_TASK DETAILS_
Output each line of the material exactly as it stands.

_ _ _ _

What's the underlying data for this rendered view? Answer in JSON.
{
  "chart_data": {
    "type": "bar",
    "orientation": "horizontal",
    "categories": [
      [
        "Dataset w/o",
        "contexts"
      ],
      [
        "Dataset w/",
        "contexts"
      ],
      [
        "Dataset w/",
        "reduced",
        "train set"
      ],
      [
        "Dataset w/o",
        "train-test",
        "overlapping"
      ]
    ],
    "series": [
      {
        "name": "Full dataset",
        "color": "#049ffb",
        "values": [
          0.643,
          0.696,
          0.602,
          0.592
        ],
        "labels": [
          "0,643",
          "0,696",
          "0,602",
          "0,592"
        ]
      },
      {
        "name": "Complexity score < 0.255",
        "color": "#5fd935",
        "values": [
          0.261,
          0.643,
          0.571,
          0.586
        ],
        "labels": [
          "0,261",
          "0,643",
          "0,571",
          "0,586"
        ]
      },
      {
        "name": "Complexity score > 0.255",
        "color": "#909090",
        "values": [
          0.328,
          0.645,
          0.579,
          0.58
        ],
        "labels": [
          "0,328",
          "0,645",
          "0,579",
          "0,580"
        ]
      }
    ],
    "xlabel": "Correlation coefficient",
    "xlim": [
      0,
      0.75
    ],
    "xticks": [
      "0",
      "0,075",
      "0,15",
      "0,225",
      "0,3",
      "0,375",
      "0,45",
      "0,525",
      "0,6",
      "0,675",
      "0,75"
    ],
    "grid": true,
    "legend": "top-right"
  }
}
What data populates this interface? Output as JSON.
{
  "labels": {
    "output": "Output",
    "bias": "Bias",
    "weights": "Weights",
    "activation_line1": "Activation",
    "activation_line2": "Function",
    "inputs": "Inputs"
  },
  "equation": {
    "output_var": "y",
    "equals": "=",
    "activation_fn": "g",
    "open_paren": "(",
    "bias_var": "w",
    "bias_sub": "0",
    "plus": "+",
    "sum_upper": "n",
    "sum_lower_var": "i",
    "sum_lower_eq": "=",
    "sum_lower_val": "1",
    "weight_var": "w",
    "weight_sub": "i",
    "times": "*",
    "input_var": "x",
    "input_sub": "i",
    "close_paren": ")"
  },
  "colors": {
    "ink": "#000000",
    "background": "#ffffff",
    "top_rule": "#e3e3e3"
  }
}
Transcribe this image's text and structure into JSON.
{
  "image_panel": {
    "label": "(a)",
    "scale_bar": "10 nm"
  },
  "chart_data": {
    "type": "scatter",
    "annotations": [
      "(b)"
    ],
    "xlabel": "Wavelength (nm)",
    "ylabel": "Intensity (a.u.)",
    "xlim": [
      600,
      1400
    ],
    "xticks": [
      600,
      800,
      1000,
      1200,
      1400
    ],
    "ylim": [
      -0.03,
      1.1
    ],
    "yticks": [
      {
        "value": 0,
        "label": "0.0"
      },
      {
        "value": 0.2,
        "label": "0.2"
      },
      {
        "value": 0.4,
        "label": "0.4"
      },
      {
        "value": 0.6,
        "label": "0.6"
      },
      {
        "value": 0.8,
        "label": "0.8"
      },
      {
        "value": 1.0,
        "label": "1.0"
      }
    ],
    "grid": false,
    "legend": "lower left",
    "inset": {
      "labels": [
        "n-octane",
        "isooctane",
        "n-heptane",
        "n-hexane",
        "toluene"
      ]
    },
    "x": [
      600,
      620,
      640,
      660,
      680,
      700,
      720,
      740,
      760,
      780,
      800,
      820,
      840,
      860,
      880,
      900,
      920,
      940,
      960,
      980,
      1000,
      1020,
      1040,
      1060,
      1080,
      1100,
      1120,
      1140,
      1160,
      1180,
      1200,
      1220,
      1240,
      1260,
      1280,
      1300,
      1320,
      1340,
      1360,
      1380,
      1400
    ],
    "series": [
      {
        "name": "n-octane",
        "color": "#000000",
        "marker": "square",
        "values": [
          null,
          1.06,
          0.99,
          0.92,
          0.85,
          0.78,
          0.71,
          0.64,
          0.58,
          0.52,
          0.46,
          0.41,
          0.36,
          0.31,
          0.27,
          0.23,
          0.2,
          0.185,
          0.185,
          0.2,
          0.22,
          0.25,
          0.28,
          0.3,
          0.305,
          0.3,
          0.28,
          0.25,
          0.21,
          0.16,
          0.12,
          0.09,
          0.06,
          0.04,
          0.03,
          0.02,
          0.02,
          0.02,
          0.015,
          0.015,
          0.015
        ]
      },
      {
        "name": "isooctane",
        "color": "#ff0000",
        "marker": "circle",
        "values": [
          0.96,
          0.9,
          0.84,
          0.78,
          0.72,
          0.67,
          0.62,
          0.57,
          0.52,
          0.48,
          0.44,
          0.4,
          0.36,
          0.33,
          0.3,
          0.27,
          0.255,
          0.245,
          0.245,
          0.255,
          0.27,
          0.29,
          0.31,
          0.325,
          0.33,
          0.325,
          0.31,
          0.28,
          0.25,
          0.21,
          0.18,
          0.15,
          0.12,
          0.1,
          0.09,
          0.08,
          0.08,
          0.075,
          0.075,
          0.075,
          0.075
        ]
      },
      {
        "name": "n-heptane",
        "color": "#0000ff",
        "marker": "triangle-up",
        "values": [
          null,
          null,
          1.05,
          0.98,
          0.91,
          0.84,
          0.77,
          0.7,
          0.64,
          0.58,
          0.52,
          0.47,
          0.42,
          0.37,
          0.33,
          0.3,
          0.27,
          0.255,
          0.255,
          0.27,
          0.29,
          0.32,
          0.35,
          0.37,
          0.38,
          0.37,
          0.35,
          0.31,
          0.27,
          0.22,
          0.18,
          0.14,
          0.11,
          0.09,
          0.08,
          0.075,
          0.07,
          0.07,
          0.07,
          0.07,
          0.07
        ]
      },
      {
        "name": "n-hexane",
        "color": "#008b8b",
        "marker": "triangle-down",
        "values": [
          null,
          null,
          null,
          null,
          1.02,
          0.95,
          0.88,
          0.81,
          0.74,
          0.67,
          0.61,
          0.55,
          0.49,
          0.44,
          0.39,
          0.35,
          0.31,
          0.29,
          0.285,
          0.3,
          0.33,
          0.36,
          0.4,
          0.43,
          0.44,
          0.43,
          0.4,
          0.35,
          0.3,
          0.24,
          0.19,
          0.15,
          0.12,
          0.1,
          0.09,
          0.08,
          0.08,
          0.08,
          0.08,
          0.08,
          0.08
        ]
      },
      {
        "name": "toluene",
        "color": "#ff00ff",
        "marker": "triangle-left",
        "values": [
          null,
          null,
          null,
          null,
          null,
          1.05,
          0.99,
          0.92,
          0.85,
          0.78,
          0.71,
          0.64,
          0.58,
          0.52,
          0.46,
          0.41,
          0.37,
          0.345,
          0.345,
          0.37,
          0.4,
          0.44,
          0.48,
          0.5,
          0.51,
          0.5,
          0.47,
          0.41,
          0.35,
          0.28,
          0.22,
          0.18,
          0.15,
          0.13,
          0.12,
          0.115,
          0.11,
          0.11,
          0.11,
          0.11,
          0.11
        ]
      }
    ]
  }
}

_ _ _ _

_TASK SOLUTION_
What's the underlying data for this rendered view? Answer in JSON.
{
  "chart_data": {
    "type": "bar",
    "orientation": "horizontal",
    "categories": [
      [
        "Dataset w/o",
        "contexts"
      ],
      [
        "Dataset w/",
        "contexts"
      ],
      [
        "Dataset w/",
        "reduced",
        "train set"
      ],
      [
        "Dataset w/o",
        "train-test",
        "overlapping"
      ]
    ],
    "series": [
      {
        "name": "Full dataset",
        "color": "#049ffb",
        "values": [
          0.643,
          0.696,
          0.602,
          0.592
        ],
        "labels": [
          "0,643",
          "0,696",
          "0,602",
          "0,592"
        ]
      },
      {
        "name": "Complexity score < 0.255",
        "color": "#5fd935",
        "values": [
          0.261,
          0.643,
          0.571,
          0.586
        ],
        "labels": [
          "0,261",
          "0,643",
          "0,571",
          "0,586"
        ]
      },
      {
        "name": "Complexity score > 0.255",
        "color": "#909090",
        "values": [
          0.328,
          0.645,
          0.579,
          0.58
        ],
        "labels": [
          "0,328",
          "0,645",
          "0,579",
          "0,580"
        ]
      }
    ],
    "xlabel": "Correlation coefficient",
    "xlim": [
      0,
      0.75
    ],
    "xticks": [
      "0",
      "0,075",
      "0,15",
      "0,225",
      "0,3",
      "0,375",
      "0,45",
      "0,525",
      "0,6",
      "0,675",
      "0,75"
    ],
    "grid": true,
    "legend": "top-right"
  }
}
What data populates this interface? Output as JSON.
{
  "labels": {
    "output": "Output",
    "bias": "Bias",
    "weights": "Weights",
    "activation_line1": "Activation",
    "activation_line2": "Function",
    "inputs": "Inputs"
  },
  "equation": {
    "output_var": "y",
    "equals": "=",
    "activation_fn": "g",
    "open_paren": "(",
    "bias_var": "w",
    "bias_sub": "0",
    "plus": "+",
    "sum_upper": "n",
    "sum_lower_var": "i",
    "sum_lower_eq": "=",
    "sum_lower_val": "1",
    "weight_var": "w",
    "weight_sub": "i",
    "times": "*",
    "input_var": "x",
    "input_sub": "i",
    "close_paren": ")"
  },
  "colors": {
    "ink": "#000000",
    "background": "#ffffff",
    "top_rule": "#e3e3e3"
  }
}
Transcribe this image's text and structure into JSON.
{
  "image_panel": {
    "label": "(a)",
    "scale_bar": "10 nm"
  },
  "chart_data": {
    "type": "scatter",
    "annotations": [
      "(b)"
    ],
    "xlabel": "Wavelength (nm)",
    "ylabel": "Intensity (a.u.)",
    "xlim": [
      600,
      1400
    ],
    "xticks": [
      600,
      800,
      1000,
      1200,
      1400
    ],
    "ylim": [
      -0.03,
      1.1
    ],
    "yticks": [
      {
        "value": 0,
        "label": "0.0"
      },
      {
        "value": 0.2,
        "label": "0.2"
      },
      {
        "value": 0.4,
        "label": "0.4"
      },
      {
        "value": 0.6,
        "label": "0.6"
      },
      {
        "value": 0.8,
        "label": "0.8"
      },
      {
        "value": 1.0,
        "label": "1.0"
      }
    ],
    "grid": false,
    "legend": "lower left",
    "inset": {
      "labels": [
        "n-octane",
        "isooctane",
        "n-heptane",
        "n-hexane",
        "toluene"
      ]
    },
    "x": [
      600,
      620,
      640,
      660,
      680,
      700,
      720,
      740,
      760,
      780,
      800,
      820,
      840,
      860,
      880,
      900,
      920,
      940,
      960,
      980,
      1000,
      1020,
      1040,
      1060,
      1080,
      1100,
      1120,
      1140,
      1160,
      1180,
      1200,
      1220,
      1240,
      1260,
      1280,
      1300,
      1320,
      1340,
      1360,
      1380,
      1400
    ],
    "series": [
      {
        "name": "n-octane",
        "color": "#000000",
        "marker": "square",
        "values": [
          null,
          1.06,
          0.99,
          0.92,
          0.85,
          0.78,
          0.71,
          0.64,
          0.58,
          0.52,
          0.46,
          0.41,
          0.36,
          0.31,
          0.27,
          0.23,
          0.2,
          0.185,
          0.185,
          0.2,
          0.22,
          0.25,
          0.28,
          0.3,
          0.305,
          0.3,
          0.28,
          0.25,
          0.21,
          0.16,
          0.12,
          0.09,
          0.06,
          0.04,
          0.03,
          0.02,
          0.02,
          0.02,
          0.015,
          0.015,
          0.015
        ]
      },
      {
        "name": "isooctane",
        "color": "#ff0000",
        "marker": "circle",
        "values": [
          0.96,
          0.9,
          0.84,
          0.78,
          0.72,
          0.67,
          0.62,
          0.57,
          0.52,
          0.48,
          0.44,
          0.4,
          0.36,
          0.33,
          0.3,
          0.27,
          0.255,
          0.245,
          0.245,
          0.255,
          0.27,
          0.29,
          0.31,
          0.325,
          0.33,
          0.325,
          0.31,
          0.28,
          0.25,
          0.21,
          0.18,
          0.15,
          0.12,
          0.1,
          0.09,
          0.08,
          0.08,
          0.075,
          0.075,
          0.075,
          0.075
        ]
      },
      {
        "name": "n-heptane",
        "color": "#0000ff",
        "marker": "triangle-up",
        "values": [
          null,
          null,
          1.05,
          0.98,
          0.91,
          0.84,
          0.77,
          0.7,
          0.64,
          0.58,
          0.52,
          0.47,
          0.42,
          0.37,
          0.33,
          0.3,
          0.27,
          0.255,
          0.255,
          0.27,
          0.29,
          0.32,
          0.35,
          0.37,
          0.38,
          0.37,
          0.35,
          0.31,
          0.27,
          0.22,
          0.18,
          0.14,
          0.11,
          0.09,
          0.08,
          0.075,
          0.07,
          0.07,
          0.07,
          0.07,
          0.07
        ]
      },
      {
        "name": "n-hexane",
        "color": "#008b8b",
        "marker": "triangle-down",
        "values": [
          null,
          null,
          null,
          null,
          1.02,
          0.95,
          0.88,
          0.81,
          0.74,
          0.67,
          0.61,
          0.55,
          0.49,
          0.44,
          0.39,
          0.35,
          0.31,
          0.29,
          0.285,
          0.3,
          0.33,
          0.36,
          0.4,
          0.43,
          0.44,
          0.43,
          0.4,
          0.35,
          0.3,
          0.24,
          0.19,
          0.15,
          0.12,
          0.1,
          0.09,
          0.08,
          0.08,
          0.08,
          0.08,
          0.08,
          0.08
        ]
      },
      {
        "name": "toluene",
        "color": "#ff00ff",
        "marker": "triangle-left",
        "values": [
          null,
          null,
          null,
          null,
          null,
          1.05,
          0.99,
          0.92,
          0.85,
          0.78,
          0.71,
          0.64,
          0.58,
          0.52,
          0.46,
          0.41,
          0.37,
          0.345,
          0.345,
          0.37,
          0.4,
          0.44,
          0.48,
          0.5,
          0.51,
          0.5,
          0.47,
          0.41,
          0.35,
          0.28,
          0.22,
          0.18,
          0.15,
          0.13,
          0.12,
          0.115,
          0.11,
          0.11,
          0.11,
          0.11,
          0.11
        ]
      }
    ]
  }
}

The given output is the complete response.